▸ WRITTEN REQUEST:
Set every record down verbatim and omit the pictures.

--- Start of DATASET CONTENT ---

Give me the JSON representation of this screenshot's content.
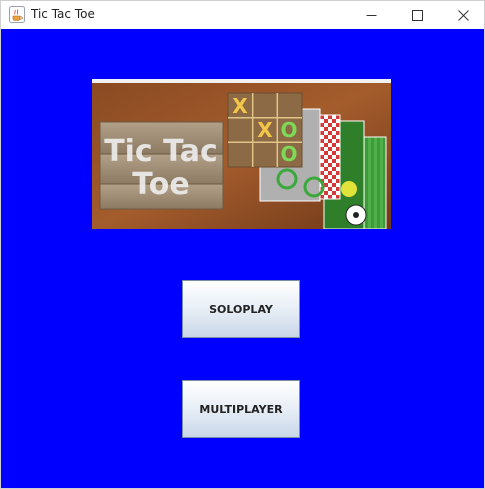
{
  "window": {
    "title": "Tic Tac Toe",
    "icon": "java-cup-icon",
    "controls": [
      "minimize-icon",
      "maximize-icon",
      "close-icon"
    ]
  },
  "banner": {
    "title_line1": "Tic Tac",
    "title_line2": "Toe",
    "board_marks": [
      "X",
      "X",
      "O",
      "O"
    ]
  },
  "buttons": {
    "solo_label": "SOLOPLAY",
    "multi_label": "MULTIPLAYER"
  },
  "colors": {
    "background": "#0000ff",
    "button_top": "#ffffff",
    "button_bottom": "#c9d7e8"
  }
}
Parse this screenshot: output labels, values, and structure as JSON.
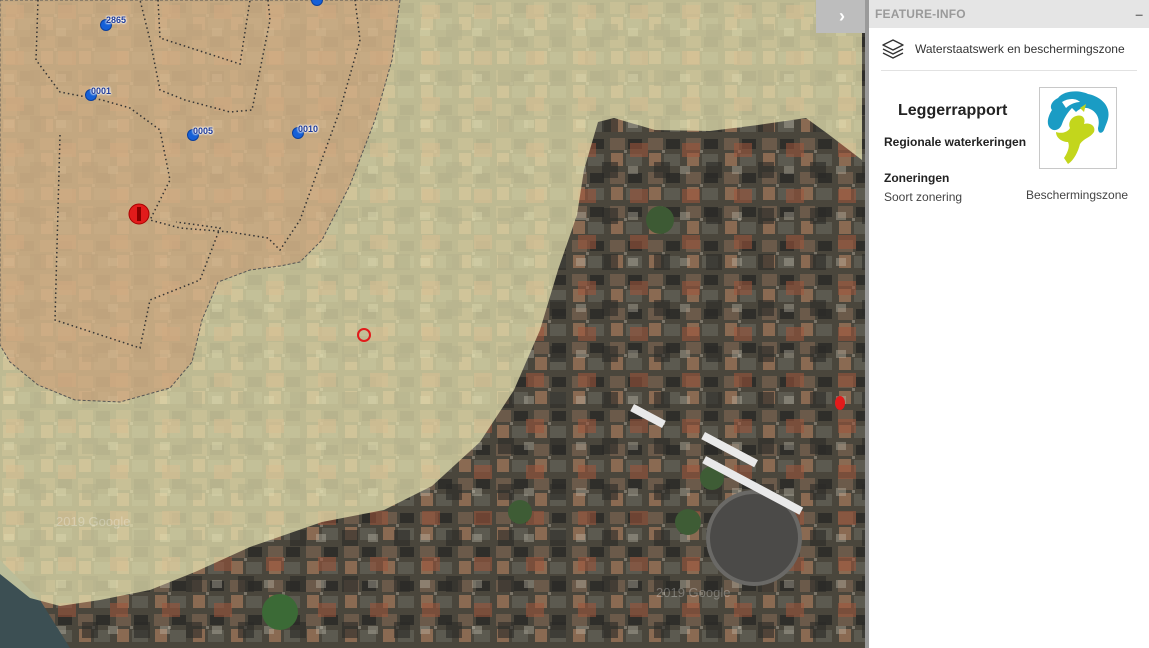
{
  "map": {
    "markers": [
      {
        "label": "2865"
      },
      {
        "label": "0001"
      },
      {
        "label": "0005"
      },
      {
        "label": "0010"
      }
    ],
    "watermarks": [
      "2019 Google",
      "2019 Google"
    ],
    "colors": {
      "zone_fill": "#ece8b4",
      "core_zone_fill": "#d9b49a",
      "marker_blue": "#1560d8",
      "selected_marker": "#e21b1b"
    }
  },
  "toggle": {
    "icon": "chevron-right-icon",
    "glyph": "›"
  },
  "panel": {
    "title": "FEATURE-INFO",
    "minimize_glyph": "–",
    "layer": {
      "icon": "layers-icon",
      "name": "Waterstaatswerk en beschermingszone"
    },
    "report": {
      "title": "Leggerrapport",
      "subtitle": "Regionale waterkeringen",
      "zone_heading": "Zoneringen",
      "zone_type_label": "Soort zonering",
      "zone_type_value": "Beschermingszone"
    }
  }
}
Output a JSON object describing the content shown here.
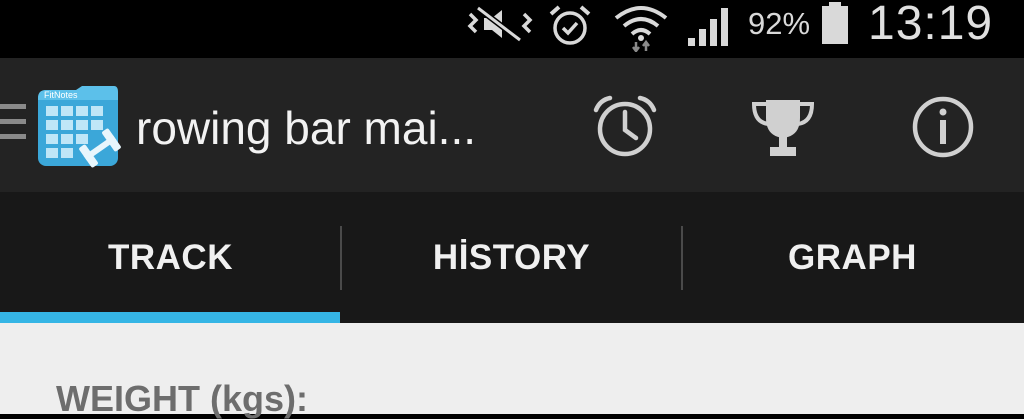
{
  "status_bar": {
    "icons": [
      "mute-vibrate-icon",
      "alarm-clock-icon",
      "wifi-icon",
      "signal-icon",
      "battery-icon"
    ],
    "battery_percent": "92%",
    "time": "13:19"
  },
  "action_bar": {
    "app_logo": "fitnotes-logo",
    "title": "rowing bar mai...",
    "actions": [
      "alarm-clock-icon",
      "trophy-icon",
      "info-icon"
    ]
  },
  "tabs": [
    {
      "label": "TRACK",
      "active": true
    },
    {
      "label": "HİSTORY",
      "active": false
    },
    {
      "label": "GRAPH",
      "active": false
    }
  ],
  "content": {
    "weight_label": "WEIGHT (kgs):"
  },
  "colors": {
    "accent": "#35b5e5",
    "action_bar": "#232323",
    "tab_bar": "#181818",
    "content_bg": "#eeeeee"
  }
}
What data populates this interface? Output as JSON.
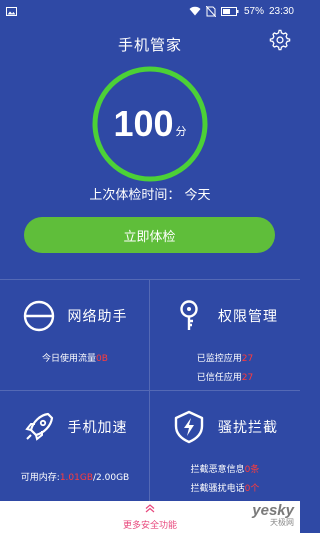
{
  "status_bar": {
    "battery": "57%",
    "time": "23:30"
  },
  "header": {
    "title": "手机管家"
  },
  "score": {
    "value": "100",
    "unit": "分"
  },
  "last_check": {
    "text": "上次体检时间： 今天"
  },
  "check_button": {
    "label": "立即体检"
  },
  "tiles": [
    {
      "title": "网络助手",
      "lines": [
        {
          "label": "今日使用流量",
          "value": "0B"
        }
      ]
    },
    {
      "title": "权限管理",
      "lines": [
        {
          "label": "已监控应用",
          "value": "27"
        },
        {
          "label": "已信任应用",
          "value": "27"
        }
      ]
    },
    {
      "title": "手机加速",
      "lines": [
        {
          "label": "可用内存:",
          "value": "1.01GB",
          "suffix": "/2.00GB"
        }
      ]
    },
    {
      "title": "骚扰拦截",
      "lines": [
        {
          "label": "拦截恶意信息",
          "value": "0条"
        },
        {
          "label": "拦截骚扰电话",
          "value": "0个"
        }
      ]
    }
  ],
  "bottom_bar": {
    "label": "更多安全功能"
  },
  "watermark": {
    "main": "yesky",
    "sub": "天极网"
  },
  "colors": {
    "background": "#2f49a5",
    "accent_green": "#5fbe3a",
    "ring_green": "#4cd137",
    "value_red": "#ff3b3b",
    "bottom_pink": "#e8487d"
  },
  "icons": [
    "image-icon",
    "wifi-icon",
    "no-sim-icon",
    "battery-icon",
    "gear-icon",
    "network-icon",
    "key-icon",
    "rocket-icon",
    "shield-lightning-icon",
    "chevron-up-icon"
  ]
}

--- End of DATASET CONTENT ---

▸ OUTPUT OF THE TASK:
Give me the JSON representation of this screenshot's content.
{
  "window": {
    "title": "Tic Tac Toe",
    "icon": "java-cup-icon",
    "controls": [
      "minimize-icon",
      "maximize-icon",
      "close-icon"
    ]
  },
  "banner": {
    "title_line1": "Tic Tac",
    "title_line2": "Toe",
    "board_marks": [
      "X",
      "X",
      "O",
      "O"
    ]
  },
  "buttons": {
    "solo_label": "SOLOPLAY",
    "multi_label": "MULTIPLAYER"
  },
  "colors": {
    "background": "#0000ff",
    "button_top": "#ffffff",
    "button_bottom": "#c9d7e8"
  }
}
Parse this screenshot: output labels, values, and structure as JSON.
{
  "map": {
    "markers": [
      {
        "label": "2865"
      },
      {
        "label": "0001"
      },
      {
        "label": "0005"
      },
      {
        "label": "0010"
      }
    ],
    "watermarks": [
      "2019 Google",
      "2019 Google"
    ],
    "colors": {
      "zone_fill": "#ece8b4",
      "core_zone_fill": "#d9b49a",
      "marker_blue": "#1560d8",
      "selected_marker": "#e21b1b"
    }
  },
  "toggle": {
    "icon": "chevron-right-icon",
    "glyph": "›"
  },
  "panel": {
    "title": "FEATURE-INFO",
    "minimize_glyph": "–",
    "layer": {
      "icon": "layers-icon",
      "name": "Waterstaatswerk en beschermingszone"
    },
    "report": {
      "title": "Leggerrapport",
      "subtitle": "Regionale waterkeringen",
      "zone_heading": "Zoneringen",
      "zone_type_label": "Soort zonering",
      "zone_type_value": "Beschermingszone"
    }
  }
}
Output a JSON object describing the content shown here.
{
  "status_bar": {
    "icons": [
      "mute-vibrate-icon",
      "alarm-clock-icon",
      "wifi-icon",
      "signal-icon",
      "battery-icon"
    ],
    "battery_percent": "92%",
    "time": "13:19"
  },
  "action_bar": {
    "app_logo": "fitnotes-logo",
    "title": "rowing bar mai...",
    "actions": [
      "alarm-clock-icon",
      "trophy-icon",
      "info-icon"
    ]
  },
  "tabs": [
    {
      "label": "TRACK",
      "active": true
    },
    {
      "label": "HİSTORY",
      "active": false
    },
    {
      "label": "GRAPH",
      "active": false
    }
  ],
  "content": {
    "weight_label": "WEIGHT (kgs):"
  },
  "colors": {
    "accent": "#35b5e5",
    "action_bar": "#232323",
    "tab_bar": "#181818",
    "content_bg": "#eeeeee"
  }
}
What data populates this interface? Output as JSON.
{
  "status_bar": {
    "battery": "57%",
    "time": "23:30"
  },
  "header": {
    "title": "手机管家"
  },
  "score": {
    "value": "100",
    "unit": "分"
  },
  "last_check": {
    "text": "上次体检时间： 今天"
  },
  "check_button": {
    "label": "立即体检"
  },
  "tiles": [
    {
      "title": "网络助手",
      "lines": [
        {
          "label": "今日使用流量",
          "value": "0B"
        }
      ]
    },
    {
      "title": "权限管理",
      "lines": [
        {
          "label": "已监控应用",
          "value": "27"
        },
        {
          "label": "已信任应用",
          "value": "27"
        }
      ]
    },
    {
      "title": "手机加速",
      "lines": [
        {
          "label": "可用内存:",
          "value": "1.01GB",
          "suffix": "/2.00GB"
        }
      ]
    },
    {
      "title": "骚扰拦截",
      "lines": [
        {
          "label": "拦截恶意信息",
          "value": "0条"
        },
        {
          "label": "拦截骚扰电话",
          "value": "0个"
        }
      ]
    }
  ],
  "bottom_bar": {
    "label": "更多安全功能"
  },
  "watermark": {
    "main": "yesky",
    "sub": "天极网"
  },
  "colors": {
    "background": "#2f49a5",
    "accent_green": "#5fbe3a",
    "ring_green": "#4cd137",
    "value_red": "#ff3b3b",
    "bottom_pink": "#e8487d"
  },
  "icons": [
    "image-icon",
    "wifi-icon",
    "no-sim-icon",
    "battery-icon",
    "gear-icon",
    "network-icon",
    "key-icon",
    "rocket-icon",
    "shield-lightning-icon",
    "chevron-up-icon"
  ]
}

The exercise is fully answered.